_Directions for this task_
Report only the number of lines that hold the word "ταφή".

_Data supplied_
-- Start --
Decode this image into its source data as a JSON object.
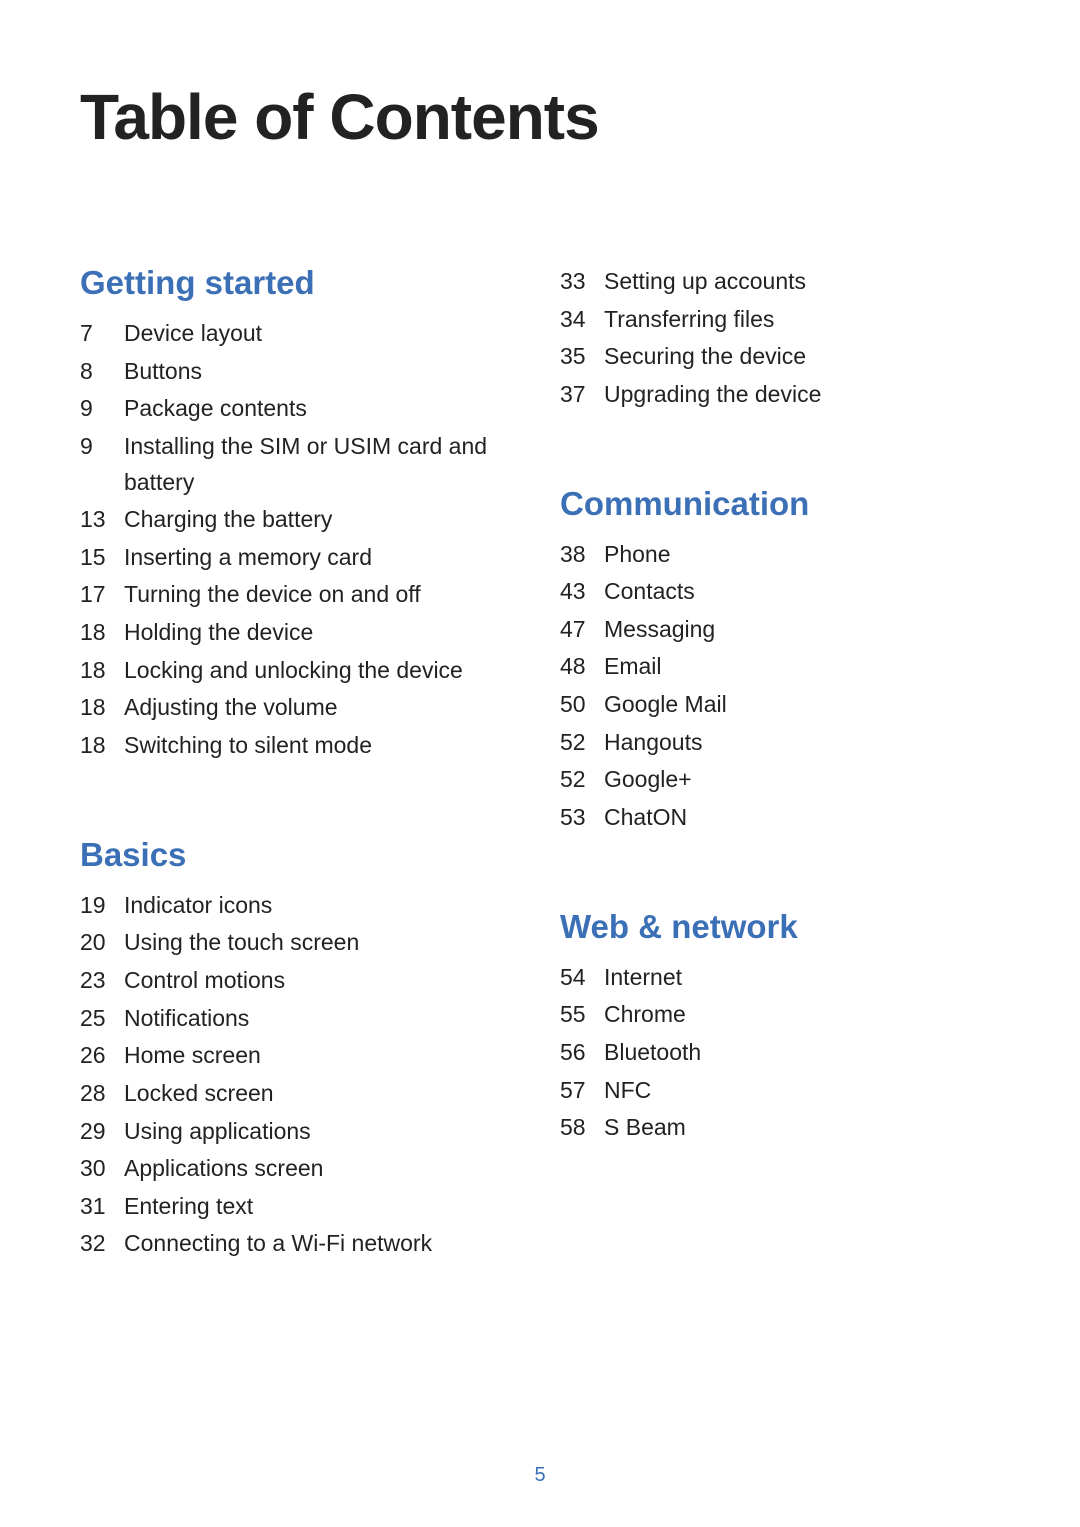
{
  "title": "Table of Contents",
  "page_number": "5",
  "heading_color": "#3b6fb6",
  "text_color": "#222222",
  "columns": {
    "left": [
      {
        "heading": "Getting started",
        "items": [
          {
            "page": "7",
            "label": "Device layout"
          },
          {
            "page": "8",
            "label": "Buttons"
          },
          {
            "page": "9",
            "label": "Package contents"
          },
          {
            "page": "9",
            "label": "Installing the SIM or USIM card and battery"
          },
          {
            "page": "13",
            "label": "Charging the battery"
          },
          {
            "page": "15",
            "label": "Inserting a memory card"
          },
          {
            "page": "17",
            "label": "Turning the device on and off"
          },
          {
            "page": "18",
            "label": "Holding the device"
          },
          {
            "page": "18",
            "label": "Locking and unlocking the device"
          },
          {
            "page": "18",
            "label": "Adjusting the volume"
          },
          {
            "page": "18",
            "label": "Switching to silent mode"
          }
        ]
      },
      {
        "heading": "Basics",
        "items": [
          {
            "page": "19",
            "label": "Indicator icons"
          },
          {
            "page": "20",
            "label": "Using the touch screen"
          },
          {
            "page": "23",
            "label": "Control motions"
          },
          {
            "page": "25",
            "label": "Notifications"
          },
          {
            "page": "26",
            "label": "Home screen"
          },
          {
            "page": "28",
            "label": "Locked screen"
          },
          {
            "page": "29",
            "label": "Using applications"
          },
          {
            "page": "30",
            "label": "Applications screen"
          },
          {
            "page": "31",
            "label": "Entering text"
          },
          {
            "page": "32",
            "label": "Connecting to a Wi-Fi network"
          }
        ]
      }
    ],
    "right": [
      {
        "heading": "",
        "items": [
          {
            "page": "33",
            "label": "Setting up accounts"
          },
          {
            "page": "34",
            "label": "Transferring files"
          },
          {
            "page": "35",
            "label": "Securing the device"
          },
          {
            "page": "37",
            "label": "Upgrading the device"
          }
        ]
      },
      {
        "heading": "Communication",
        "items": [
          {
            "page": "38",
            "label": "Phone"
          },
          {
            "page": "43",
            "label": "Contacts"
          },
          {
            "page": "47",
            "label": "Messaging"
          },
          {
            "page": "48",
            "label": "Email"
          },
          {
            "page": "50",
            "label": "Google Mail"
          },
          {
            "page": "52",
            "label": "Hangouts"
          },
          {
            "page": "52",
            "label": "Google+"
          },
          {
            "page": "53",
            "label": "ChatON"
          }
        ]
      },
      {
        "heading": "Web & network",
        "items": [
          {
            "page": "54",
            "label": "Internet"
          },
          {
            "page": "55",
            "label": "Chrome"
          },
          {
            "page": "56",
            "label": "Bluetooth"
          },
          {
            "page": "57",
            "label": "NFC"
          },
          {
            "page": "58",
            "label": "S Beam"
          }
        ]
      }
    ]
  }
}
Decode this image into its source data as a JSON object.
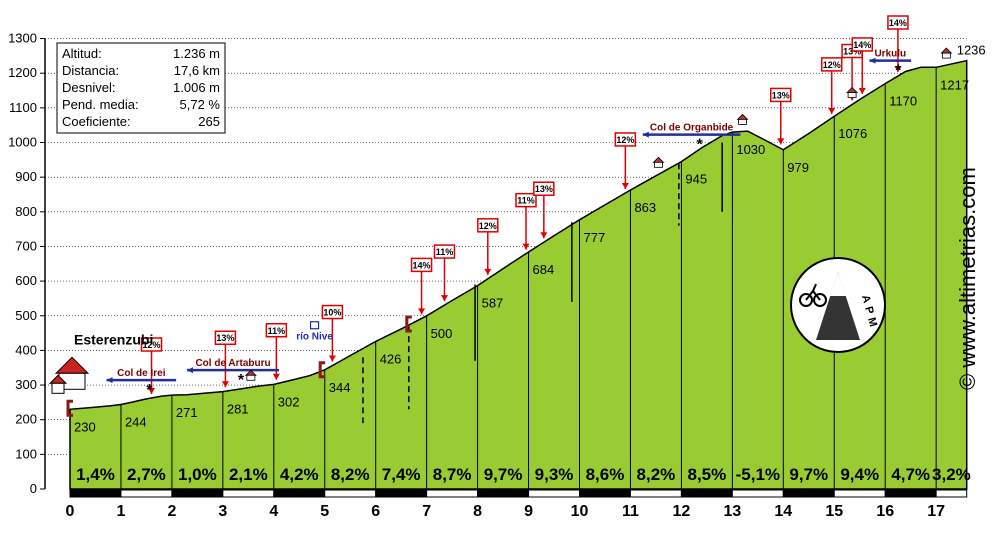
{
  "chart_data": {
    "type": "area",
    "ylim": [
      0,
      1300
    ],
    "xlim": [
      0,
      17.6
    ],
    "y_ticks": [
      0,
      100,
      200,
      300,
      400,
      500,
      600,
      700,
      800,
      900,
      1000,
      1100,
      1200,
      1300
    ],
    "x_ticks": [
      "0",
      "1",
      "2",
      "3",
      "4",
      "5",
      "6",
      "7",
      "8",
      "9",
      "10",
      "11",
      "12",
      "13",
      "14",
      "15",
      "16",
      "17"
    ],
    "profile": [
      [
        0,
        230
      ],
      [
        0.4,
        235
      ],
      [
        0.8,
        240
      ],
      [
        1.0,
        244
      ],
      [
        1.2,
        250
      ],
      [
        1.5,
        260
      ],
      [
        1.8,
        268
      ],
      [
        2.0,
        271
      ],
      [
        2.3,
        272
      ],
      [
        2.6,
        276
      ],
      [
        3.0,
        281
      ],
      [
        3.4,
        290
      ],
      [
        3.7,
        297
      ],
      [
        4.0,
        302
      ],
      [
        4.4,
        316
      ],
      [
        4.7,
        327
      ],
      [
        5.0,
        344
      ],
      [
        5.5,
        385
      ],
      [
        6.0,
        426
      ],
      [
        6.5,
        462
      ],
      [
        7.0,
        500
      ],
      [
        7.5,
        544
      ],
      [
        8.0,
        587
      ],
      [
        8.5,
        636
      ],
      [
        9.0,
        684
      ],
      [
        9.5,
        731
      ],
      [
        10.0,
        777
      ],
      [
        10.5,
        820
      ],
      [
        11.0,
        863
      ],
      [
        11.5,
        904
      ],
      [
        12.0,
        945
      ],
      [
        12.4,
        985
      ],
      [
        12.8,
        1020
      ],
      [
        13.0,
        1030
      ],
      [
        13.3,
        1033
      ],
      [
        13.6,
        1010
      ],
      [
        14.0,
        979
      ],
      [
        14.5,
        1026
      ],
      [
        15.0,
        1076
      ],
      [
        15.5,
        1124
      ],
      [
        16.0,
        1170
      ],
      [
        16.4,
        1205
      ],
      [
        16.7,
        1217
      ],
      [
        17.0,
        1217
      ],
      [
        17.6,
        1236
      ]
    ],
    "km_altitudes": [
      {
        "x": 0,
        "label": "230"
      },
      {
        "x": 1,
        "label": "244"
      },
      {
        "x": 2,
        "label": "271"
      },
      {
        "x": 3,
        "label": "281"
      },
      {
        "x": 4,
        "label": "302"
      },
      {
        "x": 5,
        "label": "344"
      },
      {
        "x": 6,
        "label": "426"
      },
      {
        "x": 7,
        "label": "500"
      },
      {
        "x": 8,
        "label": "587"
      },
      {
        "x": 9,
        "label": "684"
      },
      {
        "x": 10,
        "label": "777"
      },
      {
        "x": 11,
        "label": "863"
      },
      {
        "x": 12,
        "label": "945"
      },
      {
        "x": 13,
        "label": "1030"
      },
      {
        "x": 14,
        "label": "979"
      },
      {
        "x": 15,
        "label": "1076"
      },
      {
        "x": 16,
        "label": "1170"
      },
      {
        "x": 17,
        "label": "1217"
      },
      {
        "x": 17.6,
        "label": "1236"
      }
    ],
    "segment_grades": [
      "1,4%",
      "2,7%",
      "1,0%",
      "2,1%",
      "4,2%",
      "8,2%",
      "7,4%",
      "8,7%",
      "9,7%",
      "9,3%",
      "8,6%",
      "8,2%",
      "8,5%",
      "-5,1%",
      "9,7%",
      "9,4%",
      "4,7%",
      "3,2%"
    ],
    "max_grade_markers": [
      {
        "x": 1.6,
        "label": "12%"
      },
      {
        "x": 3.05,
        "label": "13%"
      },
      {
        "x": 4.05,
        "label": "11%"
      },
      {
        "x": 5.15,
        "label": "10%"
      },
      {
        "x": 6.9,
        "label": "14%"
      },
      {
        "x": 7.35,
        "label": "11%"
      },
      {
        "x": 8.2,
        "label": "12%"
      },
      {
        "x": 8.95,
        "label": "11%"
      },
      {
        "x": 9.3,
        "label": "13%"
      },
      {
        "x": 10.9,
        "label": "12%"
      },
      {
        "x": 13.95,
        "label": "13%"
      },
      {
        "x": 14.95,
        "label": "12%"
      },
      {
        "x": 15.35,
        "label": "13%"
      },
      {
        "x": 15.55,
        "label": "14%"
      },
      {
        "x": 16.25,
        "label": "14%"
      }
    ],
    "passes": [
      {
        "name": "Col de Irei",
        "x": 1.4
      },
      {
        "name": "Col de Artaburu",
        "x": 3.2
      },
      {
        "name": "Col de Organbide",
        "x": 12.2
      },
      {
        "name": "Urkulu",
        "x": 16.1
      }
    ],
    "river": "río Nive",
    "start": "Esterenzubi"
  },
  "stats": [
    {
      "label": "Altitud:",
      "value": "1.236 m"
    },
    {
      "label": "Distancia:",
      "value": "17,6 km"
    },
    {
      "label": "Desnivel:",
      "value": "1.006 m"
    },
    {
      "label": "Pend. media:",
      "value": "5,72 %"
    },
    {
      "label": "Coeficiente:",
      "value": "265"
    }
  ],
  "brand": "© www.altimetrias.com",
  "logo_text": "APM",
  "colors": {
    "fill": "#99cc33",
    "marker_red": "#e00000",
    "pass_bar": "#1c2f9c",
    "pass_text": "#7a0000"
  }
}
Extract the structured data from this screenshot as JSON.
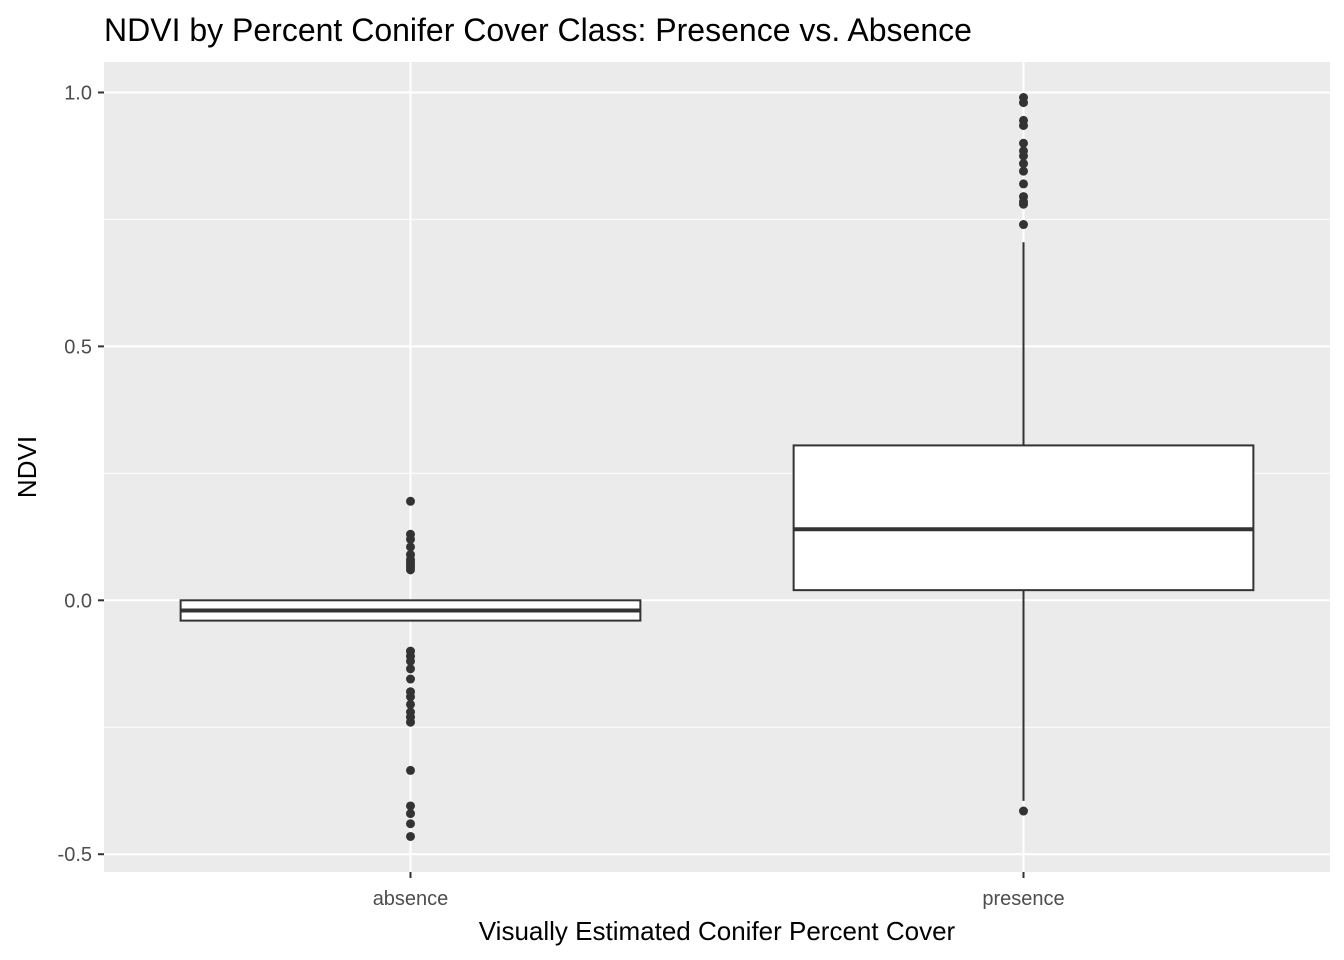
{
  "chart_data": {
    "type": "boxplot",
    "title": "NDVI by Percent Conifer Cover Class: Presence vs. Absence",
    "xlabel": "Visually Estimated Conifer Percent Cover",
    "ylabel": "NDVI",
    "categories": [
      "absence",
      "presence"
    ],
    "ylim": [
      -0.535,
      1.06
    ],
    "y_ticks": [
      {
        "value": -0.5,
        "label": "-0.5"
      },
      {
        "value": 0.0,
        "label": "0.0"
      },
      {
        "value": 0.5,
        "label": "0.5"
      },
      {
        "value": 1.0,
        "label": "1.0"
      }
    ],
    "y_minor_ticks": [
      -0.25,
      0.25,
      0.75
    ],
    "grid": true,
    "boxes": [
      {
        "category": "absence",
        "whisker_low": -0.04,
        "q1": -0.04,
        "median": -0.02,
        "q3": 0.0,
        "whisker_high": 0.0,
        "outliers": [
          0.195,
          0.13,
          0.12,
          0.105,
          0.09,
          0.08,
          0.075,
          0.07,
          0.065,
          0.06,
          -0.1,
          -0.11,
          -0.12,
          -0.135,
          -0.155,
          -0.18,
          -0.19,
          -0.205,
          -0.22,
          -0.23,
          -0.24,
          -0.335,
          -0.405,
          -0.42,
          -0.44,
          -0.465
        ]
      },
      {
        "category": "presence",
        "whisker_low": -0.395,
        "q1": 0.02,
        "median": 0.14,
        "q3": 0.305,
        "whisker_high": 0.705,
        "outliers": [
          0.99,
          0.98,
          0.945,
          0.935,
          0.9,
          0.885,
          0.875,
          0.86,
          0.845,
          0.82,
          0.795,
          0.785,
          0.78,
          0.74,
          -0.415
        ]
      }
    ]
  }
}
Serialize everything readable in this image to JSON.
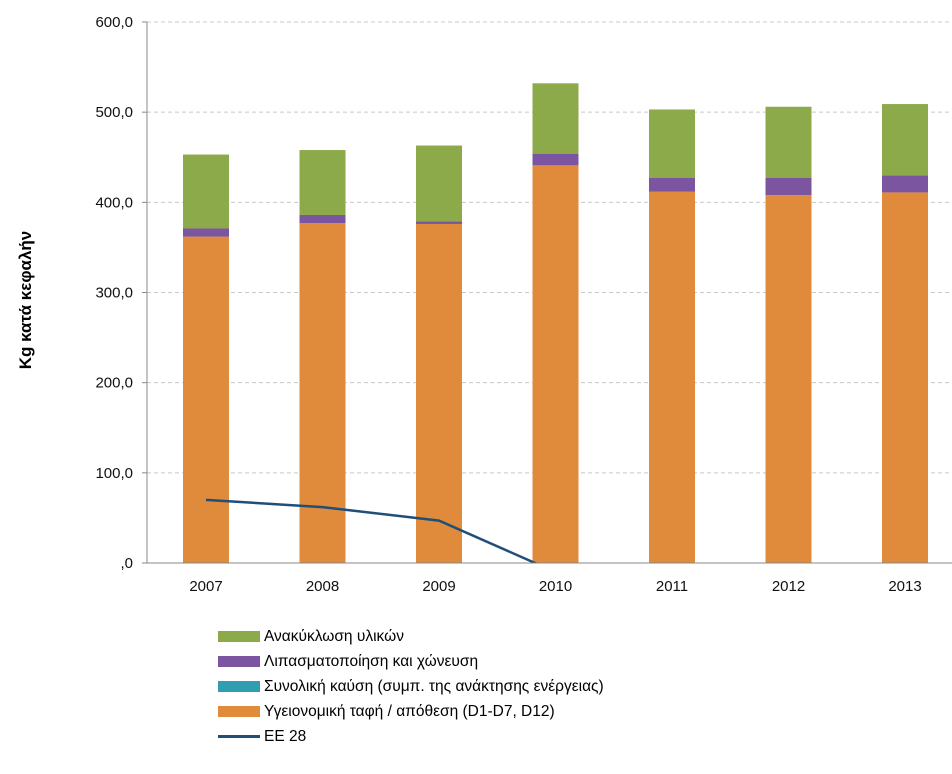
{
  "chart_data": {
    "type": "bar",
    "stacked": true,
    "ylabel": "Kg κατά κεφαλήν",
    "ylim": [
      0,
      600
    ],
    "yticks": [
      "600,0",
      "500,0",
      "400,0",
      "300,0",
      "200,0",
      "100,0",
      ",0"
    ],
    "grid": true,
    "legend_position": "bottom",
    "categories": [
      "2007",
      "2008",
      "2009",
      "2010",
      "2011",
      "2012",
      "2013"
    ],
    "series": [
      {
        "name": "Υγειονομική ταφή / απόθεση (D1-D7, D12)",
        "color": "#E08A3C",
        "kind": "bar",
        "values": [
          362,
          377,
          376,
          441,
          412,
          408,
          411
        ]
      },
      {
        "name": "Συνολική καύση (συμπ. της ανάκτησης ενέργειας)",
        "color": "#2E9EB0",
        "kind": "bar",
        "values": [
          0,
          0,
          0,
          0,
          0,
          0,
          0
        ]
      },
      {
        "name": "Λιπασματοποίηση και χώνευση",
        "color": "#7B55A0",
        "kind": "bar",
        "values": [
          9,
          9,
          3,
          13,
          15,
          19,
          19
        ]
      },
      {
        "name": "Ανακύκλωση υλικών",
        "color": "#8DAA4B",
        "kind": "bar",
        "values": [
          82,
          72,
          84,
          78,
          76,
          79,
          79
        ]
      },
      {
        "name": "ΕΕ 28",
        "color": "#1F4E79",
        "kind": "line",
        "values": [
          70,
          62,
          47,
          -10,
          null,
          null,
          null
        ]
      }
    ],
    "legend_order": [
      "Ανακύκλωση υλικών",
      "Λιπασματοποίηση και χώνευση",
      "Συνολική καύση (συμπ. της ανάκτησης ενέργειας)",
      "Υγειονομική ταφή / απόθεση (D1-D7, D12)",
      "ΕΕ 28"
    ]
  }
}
-- End --
_Correct response_
2